** Records supplied **
○ ○ ○ ○ ○ ○ ○
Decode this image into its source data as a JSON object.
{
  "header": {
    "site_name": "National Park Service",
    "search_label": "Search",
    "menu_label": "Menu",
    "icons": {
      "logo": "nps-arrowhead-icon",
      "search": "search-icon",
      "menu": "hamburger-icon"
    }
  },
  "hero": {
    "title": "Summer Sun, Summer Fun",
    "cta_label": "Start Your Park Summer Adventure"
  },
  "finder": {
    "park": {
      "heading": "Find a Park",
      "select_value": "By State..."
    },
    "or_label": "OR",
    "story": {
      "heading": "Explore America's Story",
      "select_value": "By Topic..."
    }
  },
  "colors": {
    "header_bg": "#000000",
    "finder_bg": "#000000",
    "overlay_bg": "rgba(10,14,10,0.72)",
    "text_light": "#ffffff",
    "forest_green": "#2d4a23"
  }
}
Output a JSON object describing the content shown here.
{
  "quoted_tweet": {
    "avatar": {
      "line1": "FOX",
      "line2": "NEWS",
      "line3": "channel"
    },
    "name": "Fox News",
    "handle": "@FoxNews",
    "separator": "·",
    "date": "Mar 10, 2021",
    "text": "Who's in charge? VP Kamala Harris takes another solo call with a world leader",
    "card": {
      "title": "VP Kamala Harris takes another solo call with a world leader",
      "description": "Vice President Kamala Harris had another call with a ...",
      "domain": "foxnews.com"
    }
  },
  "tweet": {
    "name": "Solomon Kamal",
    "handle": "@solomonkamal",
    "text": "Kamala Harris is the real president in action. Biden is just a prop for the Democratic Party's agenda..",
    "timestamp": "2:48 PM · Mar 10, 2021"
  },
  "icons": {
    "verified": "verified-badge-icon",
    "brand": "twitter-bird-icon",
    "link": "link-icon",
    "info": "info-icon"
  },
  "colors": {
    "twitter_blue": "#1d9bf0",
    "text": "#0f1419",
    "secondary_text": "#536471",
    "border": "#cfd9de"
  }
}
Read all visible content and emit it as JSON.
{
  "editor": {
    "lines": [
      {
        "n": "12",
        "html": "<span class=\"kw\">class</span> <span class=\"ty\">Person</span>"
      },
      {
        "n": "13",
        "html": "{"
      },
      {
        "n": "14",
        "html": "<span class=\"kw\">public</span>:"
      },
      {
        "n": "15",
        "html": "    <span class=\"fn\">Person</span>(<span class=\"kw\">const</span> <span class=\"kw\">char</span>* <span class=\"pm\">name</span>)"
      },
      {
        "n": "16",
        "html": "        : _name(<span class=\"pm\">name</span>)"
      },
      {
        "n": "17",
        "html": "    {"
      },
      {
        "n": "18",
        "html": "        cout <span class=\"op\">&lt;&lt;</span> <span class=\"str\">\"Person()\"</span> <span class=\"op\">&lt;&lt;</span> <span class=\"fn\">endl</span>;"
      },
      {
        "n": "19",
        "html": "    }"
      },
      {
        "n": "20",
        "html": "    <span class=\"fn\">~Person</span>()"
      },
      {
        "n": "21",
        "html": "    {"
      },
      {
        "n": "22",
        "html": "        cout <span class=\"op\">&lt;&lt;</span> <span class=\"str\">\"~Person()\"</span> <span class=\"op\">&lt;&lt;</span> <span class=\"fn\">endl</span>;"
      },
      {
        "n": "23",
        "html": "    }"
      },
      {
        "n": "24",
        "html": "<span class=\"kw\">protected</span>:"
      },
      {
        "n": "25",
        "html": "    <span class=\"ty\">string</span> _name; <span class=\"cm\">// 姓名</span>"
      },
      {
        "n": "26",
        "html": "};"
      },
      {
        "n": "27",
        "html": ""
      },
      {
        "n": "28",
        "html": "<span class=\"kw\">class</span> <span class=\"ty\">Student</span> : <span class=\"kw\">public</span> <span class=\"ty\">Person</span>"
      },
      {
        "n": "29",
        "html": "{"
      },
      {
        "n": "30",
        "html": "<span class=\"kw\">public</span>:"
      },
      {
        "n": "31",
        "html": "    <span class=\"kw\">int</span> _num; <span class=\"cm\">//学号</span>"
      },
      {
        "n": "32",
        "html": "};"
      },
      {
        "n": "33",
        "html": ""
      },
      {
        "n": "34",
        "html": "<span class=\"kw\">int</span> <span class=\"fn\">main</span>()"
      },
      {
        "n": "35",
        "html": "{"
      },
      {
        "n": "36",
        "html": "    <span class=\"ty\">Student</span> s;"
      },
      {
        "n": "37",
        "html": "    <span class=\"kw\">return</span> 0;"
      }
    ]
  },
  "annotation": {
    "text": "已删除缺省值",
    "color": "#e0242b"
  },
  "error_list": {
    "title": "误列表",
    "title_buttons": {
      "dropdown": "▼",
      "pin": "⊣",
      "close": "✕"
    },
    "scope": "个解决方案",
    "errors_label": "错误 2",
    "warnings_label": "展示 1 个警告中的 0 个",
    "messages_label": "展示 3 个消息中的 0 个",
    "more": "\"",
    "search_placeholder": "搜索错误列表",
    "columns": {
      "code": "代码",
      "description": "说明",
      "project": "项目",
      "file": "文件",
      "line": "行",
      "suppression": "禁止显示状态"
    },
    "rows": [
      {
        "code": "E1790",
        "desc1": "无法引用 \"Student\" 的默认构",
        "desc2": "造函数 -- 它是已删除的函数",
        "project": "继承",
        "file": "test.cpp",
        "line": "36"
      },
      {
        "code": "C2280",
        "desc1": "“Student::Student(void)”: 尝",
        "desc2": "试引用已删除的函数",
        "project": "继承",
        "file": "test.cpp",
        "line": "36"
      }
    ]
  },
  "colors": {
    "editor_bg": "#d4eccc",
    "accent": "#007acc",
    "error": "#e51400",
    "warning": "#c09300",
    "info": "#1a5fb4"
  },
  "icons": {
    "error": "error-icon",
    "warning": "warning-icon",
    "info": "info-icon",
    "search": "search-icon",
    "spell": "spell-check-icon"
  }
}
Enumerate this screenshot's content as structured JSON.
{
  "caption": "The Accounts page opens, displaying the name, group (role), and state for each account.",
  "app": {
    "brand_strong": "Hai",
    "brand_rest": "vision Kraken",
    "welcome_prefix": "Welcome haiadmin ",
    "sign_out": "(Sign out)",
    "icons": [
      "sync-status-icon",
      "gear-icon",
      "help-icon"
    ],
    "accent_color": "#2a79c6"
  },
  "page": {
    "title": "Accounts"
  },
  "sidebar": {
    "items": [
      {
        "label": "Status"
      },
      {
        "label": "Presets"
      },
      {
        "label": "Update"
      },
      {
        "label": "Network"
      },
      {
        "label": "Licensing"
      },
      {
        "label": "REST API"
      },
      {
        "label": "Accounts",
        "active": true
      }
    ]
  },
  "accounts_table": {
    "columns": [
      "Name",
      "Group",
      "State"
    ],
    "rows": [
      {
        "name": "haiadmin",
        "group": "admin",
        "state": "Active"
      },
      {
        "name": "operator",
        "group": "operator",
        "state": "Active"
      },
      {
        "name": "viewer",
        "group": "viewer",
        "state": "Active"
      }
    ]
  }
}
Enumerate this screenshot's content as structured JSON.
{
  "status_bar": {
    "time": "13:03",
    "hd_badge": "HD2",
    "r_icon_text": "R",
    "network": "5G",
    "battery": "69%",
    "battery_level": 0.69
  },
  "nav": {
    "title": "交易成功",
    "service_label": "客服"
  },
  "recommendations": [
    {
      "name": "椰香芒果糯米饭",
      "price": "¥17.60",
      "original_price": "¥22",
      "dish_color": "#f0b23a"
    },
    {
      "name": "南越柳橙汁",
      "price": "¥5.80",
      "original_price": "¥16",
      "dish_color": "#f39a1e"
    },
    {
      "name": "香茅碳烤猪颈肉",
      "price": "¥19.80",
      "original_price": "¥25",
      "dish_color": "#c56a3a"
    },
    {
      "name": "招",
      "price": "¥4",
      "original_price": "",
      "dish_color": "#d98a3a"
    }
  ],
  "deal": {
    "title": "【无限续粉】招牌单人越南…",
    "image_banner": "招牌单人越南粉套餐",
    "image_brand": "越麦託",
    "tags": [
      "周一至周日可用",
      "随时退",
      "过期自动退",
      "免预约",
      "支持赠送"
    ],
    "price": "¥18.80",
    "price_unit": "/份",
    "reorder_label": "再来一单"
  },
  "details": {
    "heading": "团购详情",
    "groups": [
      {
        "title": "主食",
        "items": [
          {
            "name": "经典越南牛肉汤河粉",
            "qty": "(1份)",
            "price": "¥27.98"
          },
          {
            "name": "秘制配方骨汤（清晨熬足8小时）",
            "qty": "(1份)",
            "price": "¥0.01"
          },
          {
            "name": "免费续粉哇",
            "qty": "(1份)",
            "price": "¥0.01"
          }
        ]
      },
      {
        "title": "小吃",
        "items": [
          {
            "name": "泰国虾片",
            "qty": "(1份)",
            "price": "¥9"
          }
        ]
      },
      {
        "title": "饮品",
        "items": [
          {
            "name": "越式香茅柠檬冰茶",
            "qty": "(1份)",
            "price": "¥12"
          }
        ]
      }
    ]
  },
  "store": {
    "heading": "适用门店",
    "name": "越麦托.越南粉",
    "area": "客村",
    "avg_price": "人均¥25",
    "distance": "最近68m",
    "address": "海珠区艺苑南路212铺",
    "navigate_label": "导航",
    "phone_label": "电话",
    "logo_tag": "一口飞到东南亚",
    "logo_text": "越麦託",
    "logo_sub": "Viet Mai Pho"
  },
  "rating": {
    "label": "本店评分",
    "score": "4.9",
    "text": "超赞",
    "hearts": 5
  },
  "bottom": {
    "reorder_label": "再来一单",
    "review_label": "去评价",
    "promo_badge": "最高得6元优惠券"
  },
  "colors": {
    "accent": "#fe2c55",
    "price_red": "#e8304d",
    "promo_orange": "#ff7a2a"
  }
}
○ ○ ○ ○ ○ ○ ○
** Task details **
Of all the lines above, how many contain the word "info"? Give the number and nothing else.

** Task result **
3